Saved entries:

+--

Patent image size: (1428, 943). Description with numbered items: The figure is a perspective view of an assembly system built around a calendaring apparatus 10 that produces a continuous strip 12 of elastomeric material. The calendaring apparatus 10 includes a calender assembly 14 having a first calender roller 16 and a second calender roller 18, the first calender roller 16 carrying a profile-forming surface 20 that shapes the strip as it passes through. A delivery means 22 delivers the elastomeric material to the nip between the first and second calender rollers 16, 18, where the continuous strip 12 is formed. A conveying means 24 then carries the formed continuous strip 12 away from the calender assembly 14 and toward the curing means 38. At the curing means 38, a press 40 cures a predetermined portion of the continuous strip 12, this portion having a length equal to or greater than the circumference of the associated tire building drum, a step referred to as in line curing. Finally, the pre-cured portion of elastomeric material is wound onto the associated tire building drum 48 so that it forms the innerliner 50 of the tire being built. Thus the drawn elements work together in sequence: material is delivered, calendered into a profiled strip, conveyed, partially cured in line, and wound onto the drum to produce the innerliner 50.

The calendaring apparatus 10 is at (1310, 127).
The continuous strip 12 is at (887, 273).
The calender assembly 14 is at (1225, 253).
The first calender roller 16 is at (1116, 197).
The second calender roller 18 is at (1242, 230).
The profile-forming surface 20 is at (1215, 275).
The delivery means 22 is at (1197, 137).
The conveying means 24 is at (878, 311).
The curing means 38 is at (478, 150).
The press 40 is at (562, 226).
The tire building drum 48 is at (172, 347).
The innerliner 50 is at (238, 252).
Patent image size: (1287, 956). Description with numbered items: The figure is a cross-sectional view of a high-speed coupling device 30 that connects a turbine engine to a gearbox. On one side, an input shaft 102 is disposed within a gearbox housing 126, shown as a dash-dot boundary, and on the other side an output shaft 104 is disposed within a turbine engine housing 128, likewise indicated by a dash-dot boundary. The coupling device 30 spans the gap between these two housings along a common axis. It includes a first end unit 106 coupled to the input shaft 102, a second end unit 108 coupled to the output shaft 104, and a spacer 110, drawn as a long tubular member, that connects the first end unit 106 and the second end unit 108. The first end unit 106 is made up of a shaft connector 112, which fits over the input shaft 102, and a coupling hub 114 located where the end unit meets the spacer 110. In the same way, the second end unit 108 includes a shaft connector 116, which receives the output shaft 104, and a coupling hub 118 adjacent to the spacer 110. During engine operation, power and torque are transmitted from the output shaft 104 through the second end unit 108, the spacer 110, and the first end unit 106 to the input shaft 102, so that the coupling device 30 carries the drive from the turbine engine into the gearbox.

+--

What to produce - Reproduce every row above word for word, keeping each line and its order unchanged.

Solution to the problem -
Patent image size: (1428, 943). Description with numbered items: The figure is a perspective view of an assembly system built around a calendaring apparatus 10 that produces a continuous strip 12 of elastomeric material. The calendaring apparatus 10 includes a calender assembly 14 having a first calender roller 16 and a second calender roller 18, the first calender roller 16 carrying a profile-forming surface 20 that shapes the strip as it passes through. A delivery means 22 delivers the elastomeric material to the nip between the first and second calender rollers 16, 18, where the continuous strip 12 is formed. A conveying means 24 then carries the formed continuous strip 12 away from the calender assembly 14 and toward the curing means 38. At the curing means 38, a press 40 cures a predetermined portion of the continuous strip 12, this portion having a length equal to or greater than the circumference of the associated tire building drum, a step referred to as in line curing. Finally, the pre-cured portion of elastomeric material is wound onto the associated tire building drum 48 so that it forms the innerliner 50 of the tire being built. Thus the drawn elements work together in sequence: material is delivered, calendered into a profiled strip, conveyed, partially cured in line, and wound onto the drum to produce the innerliner 50.

The calendaring apparatus 10 is at (1310, 127).
The continuous strip 12 is at (887, 273).
The calender assembly 14 is at (1225, 253).
The first calender roller 16 is at (1116, 197).
The second calender roller 18 is at (1242, 230).
The profile-forming surface 20 is at (1215, 275).
The delivery means 22 is at (1197, 137).
The conveying means 24 is at (878, 311).
The curing means 38 is at (478, 150).
The press 40 is at (562, 226).
The tire building drum 48 is at (172, 347).
The innerliner 50 is at (238, 252).
Patent image size: (1287, 956). Description with numbered items: The figure is a cross-sectional view of a high-speed coupling device 30 that connects a turbine engine to a gearbox. On one side, an input shaft 102 is disposed within a gearbox housing 126, shown as a dash-dot boundary, and on the other side an output shaft 104 is disposed within a turbine engine housing 128, likewise indicated by a dash-dot boundary. The coupling device 30 spans the gap between these two housings along a common axis. It includes a first end unit 106 coupled to the input shaft 102, a second end unit 108 coupled to the output shaft 104, and a spacer 110, drawn as a long tubular member, that connects the first end unit 106 and the second end unit 108. The first end unit 106 is made up of a shaft connector 112, which fits over the input shaft 102, and a coupling hub 114 located where the end unit meets the spacer 110. In the same way, the second end unit 108 includes a shaft connector 116, which receives the output shaft 104, and a coupling hub 118 adjacent to the spacer 110. During engine operation, power and torque are transmitted from the output shaft 104 through the second end unit 108, the spacer 110, and the first end unit 106 to the input shaft 102, so that the coupling device 30 carries the drive from the turbine engine into the gearbox.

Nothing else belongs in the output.